----- RECORDS SHOWN
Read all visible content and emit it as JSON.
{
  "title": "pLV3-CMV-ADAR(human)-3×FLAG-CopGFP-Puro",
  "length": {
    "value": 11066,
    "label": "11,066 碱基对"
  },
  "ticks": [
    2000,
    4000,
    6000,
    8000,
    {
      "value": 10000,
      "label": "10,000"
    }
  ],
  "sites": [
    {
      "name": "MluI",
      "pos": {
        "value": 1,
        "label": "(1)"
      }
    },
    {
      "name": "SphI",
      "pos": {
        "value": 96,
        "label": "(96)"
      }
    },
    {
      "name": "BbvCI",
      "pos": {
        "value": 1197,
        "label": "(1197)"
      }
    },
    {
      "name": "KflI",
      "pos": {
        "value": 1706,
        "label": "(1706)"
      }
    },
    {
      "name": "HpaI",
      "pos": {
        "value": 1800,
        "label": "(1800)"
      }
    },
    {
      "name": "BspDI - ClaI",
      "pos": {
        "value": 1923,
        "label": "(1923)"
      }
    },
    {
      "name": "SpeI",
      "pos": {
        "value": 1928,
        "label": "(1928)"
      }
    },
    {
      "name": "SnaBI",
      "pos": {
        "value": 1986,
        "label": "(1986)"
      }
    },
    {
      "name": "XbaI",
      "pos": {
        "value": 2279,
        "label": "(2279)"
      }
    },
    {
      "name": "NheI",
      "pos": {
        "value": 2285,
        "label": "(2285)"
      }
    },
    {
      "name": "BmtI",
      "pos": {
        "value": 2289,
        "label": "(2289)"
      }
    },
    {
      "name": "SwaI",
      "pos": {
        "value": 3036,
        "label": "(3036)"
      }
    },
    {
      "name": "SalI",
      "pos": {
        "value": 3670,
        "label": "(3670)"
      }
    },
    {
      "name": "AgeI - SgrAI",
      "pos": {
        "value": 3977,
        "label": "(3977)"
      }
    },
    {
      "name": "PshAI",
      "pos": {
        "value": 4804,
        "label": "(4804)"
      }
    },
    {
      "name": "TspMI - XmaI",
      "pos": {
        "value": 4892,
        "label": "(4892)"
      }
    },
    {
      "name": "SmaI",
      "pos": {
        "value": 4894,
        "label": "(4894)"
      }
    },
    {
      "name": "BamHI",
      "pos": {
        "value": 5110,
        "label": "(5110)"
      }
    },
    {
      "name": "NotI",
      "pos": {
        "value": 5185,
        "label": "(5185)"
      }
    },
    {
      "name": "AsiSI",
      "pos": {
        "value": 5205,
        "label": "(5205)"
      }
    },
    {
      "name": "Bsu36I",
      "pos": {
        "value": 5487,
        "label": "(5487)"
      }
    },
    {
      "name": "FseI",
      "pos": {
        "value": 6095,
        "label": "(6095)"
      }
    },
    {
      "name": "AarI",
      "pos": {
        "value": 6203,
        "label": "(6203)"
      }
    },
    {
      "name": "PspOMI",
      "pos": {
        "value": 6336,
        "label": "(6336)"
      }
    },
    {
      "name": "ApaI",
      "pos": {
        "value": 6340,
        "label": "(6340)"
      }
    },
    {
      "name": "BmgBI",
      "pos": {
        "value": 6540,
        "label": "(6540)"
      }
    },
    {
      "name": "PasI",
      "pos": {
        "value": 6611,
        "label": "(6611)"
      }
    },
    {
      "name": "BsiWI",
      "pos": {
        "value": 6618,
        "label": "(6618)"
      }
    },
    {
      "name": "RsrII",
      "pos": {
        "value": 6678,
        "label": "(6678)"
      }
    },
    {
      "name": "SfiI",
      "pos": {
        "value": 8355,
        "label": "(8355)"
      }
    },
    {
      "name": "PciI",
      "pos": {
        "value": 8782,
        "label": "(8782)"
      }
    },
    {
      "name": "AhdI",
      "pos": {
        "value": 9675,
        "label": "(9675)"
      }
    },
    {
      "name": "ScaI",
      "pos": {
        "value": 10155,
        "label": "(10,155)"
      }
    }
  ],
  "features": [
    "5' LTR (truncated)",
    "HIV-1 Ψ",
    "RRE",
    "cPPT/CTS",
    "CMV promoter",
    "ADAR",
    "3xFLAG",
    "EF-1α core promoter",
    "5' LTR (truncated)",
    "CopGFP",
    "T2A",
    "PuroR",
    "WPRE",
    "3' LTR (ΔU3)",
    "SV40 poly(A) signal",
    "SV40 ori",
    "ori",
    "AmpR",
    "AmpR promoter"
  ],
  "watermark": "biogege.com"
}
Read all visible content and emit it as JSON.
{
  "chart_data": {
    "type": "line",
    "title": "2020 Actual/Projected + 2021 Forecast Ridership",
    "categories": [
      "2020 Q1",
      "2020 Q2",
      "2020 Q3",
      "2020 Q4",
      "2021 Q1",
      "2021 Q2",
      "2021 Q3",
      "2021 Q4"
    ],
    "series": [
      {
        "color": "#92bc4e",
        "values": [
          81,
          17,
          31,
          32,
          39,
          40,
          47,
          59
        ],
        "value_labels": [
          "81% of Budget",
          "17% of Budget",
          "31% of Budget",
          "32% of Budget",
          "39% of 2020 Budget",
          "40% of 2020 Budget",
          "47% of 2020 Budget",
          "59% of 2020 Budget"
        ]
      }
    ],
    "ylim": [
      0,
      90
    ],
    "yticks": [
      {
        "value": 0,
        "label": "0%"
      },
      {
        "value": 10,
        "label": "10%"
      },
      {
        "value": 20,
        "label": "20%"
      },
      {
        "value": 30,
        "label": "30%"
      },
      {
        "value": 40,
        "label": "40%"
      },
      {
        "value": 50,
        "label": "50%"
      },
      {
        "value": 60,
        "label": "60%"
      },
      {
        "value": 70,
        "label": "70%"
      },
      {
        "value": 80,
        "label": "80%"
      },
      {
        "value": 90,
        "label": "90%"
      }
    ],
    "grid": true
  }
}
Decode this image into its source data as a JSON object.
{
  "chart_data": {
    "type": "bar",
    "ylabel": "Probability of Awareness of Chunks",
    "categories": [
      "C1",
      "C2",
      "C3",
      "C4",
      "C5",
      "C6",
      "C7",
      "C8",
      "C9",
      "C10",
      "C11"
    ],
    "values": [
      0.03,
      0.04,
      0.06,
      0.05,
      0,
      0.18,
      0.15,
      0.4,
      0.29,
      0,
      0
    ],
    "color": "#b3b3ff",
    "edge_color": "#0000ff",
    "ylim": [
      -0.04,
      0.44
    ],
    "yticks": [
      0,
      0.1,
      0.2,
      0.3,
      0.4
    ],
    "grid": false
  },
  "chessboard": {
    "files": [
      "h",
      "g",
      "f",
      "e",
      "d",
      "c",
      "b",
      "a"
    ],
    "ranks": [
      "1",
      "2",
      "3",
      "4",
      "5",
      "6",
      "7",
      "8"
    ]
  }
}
----------
▶ **TASK**: Lines from the records above that hold "promoter" are the ones to list.

▶ **FULL ANSWER**:
    "CMV promoter",
    "EF-1α core promoter",
    "AmpR promoter"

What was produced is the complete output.